Saved data entries:
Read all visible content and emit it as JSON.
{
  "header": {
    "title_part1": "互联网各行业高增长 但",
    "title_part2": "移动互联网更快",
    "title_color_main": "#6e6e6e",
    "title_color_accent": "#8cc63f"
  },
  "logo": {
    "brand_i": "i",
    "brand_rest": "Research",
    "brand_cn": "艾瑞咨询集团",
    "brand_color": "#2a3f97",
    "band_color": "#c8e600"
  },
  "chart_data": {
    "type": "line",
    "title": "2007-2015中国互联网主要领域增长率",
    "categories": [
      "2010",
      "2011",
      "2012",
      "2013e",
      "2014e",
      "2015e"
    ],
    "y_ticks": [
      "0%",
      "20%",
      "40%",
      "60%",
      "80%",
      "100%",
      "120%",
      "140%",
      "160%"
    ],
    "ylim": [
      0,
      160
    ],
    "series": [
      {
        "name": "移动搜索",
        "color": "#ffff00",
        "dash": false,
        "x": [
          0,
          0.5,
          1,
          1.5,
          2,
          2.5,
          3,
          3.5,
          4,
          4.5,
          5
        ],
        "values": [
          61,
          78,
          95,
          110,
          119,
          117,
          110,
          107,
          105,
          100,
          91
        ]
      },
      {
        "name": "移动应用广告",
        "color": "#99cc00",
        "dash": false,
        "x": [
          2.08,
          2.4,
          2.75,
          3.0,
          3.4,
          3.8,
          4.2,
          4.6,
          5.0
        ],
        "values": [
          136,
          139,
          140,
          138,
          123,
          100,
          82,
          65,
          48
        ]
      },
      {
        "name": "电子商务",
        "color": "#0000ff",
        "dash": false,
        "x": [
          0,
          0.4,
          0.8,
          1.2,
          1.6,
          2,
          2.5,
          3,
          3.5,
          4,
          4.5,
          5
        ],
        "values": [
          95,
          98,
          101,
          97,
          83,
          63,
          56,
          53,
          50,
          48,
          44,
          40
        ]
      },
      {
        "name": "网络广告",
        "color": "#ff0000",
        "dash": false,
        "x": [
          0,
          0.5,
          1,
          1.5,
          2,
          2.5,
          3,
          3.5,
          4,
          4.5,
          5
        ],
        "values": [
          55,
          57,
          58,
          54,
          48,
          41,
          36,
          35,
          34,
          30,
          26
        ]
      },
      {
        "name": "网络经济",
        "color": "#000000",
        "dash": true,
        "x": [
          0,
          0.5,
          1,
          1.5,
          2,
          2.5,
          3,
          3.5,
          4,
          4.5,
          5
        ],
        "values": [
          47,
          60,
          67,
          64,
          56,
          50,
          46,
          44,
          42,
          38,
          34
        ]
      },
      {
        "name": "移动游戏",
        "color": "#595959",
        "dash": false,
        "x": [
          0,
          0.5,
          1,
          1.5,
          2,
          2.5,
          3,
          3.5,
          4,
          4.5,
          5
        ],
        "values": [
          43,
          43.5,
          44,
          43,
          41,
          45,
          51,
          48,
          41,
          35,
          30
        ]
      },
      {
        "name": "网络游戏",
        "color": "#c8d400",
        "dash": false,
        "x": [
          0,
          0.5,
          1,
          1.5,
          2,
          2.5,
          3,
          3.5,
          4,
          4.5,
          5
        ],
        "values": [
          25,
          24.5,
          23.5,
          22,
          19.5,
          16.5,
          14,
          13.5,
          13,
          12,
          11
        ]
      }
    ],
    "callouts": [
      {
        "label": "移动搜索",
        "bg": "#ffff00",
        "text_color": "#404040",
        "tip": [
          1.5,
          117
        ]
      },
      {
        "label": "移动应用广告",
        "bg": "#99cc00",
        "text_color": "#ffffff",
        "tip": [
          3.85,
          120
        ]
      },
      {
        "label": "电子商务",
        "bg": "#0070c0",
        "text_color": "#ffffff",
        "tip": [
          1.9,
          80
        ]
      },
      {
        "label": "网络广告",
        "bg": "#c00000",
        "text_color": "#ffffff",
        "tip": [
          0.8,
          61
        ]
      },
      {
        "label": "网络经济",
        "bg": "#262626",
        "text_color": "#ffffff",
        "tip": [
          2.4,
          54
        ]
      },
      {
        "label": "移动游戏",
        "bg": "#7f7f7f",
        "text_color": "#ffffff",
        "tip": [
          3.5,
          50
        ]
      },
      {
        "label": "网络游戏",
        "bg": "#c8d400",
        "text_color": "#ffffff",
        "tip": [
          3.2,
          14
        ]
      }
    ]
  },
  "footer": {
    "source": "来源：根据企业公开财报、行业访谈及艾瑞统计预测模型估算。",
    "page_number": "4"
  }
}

> [BRIEF]: Provide an exact reproduction of all the entries shown above.

> [CORRECT RESULT]:
Read all visible content and emit it as JSON.
{
  "header": {
    "title_part1": "互联网各行业高增长 但",
    "title_part2": "移动互联网更快",
    "title_color_main": "#6e6e6e",
    "title_color_accent": "#8cc63f"
  },
  "logo": {
    "brand_i": "i",
    "brand_rest": "Research",
    "brand_cn": "艾瑞咨询集团",
    "brand_color": "#2a3f97",
    "band_color": "#c8e600"
  },
  "chart_data": {
    "type": "line",
    "title": "2007-2015中国互联网主要领域增长率",
    "categories": [
      "2010",
      "2011",
      "2012",
      "2013e",
      "2014e",
      "2015e"
    ],
    "y_ticks": [
      "0%",
      "20%",
      "40%",
      "60%",
      "80%",
      "100%",
      "120%",
      "140%",
      "160%"
    ],
    "ylim": [
      0,
      160
    ],
    "series": [
      {
        "name": "移动搜索",
        "color": "#ffff00",
        "dash": false,
        "x": [
          0,
          0.5,
          1,
          1.5,
          2,
          2.5,
          3,
          3.5,
          4,
          4.5,
          5
        ],
        "values": [
          61,
          78,
          95,
          110,
          119,
          117,
          110,
          107,
          105,
          100,
          91
        ]
      },
      {
        "name": "移动应用广告",
        "color": "#99cc00",
        "dash": false,
        "x": [
          2.08,
          2.4,
          2.75,
          3.0,
          3.4,
          3.8,
          4.2,
          4.6,
          5.0
        ],
        "values": [
          136,
          139,
          140,
          138,
          123,
          100,
          82,
          65,
          48
        ]
      },
      {
        "name": "电子商务",
        "color": "#0000ff",
        "dash": false,
        "x": [
          0,
          0.4,
          0.8,
          1.2,
          1.6,
          2,
          2.5,
          3,
          3.5,
          4,
          4.5,
          5
        ],
        "values": [
          95,
          98,
          101,
          97,
          83,
          63,
          56,
          53,
          50,
          48,
          44,
          40
        ]
      },
      {
        "name": "网络广告",
        "color": "#ff0000",
        "dash": false,
        "x": [
          0,
          0.5,
          1,
          1.5,
          2,
          2.5,
          3,
          3.5,
          4,
          4.5,
          5
        ],
        "values": [
          55,
          57,
          58,
          54,
          48,
          41,
          36,
          35,
          34,
          30,
          26
        ]
      },
      {
        "name": "网络经济",
        "color": "#000000",
        "dash": true,
        "x": [
          0,
          0.5,
          1,
          1.5,
          2,
          2.5,
          3,
          3.5,
          4,
          4.5,
          5
        ],
        "values": [
          47,
          60,
          67,
          64,
          56,
          50,
          46,
          44,
          42,
          38,
          34
        ]
      },
      {
        "name": "移动游戏",
        "color": "#595959",
        "dash": false,
        "x": [
          0,
          0.5,
          1,
          1.5,
          2,
          2.5,
          3,
          3.5,
          4,
          4.5,
          5
        ],
        "values": [
          43,
          43.5,
          44,
          43,
          41,
          45,
          51,
          48,
          41,
          35,
          30
        ]
      },
      {
        "name": "网络游戏",
        "color": "#c8d400",
        "dash": false,
        "x": [
          0,
          0.5,
          1,
          1.5,
          2,
          2.5,
          3,
          3.5,
          4,
          4.5,
          5
        ],
        "values": [
          25,
          24.5,
          23.5,
          22,
          19.5,
          16.5,
          14,
          13.5,
          13,
          12,
          11
        ]
      }
    ],
    "callouts": [
      {
        "label": "移动搜索",
        "bg": "#ffff00",
        "text_color": "#404040",
        "tip": [
          1.5,
          117
        ]
      },
      {
        "label": "移动应用广告",
        "bg": "#99cc00",
        "text_color": "#ffffff",
        "tip": [
          3.85,
          120
        ]
      },
      {
        "label": "电子商务",
        "bg": "#0070c0",
        "text_color": "#ffffff",
        "tip": [
          1.9,
          80
        ]
      },
      {
        "label": "网络广告",
        "bg": "#c00000",
        "text_color": "#ffffff",
        "tip": [
          0.8,
          61
        ]
      },
      {
        "label": "网络经济",
        "bg": "#262626",
        "text_color": "#ffffff",
        "tip": [
          2.4,
          54
        ]
      },
      {
        "label": "移动游戏",
        "bg": "#7f7f7f",
        "text_color": "#ffffff",
        "tip": [
          3.5,
          50
        ]
      },
      {
        "label": "网络游戏",
        "bg": "#c8d400",
        "text_color": "#ffffff",
        "tip": [
          3.2,
          14
        ]
      }
    ]
  },
  "footer": {
    "source": "来源：根据企业公开财报、行业访谈及艾瑞统计预测模型估算。",
    "page_number": "4"
  }
}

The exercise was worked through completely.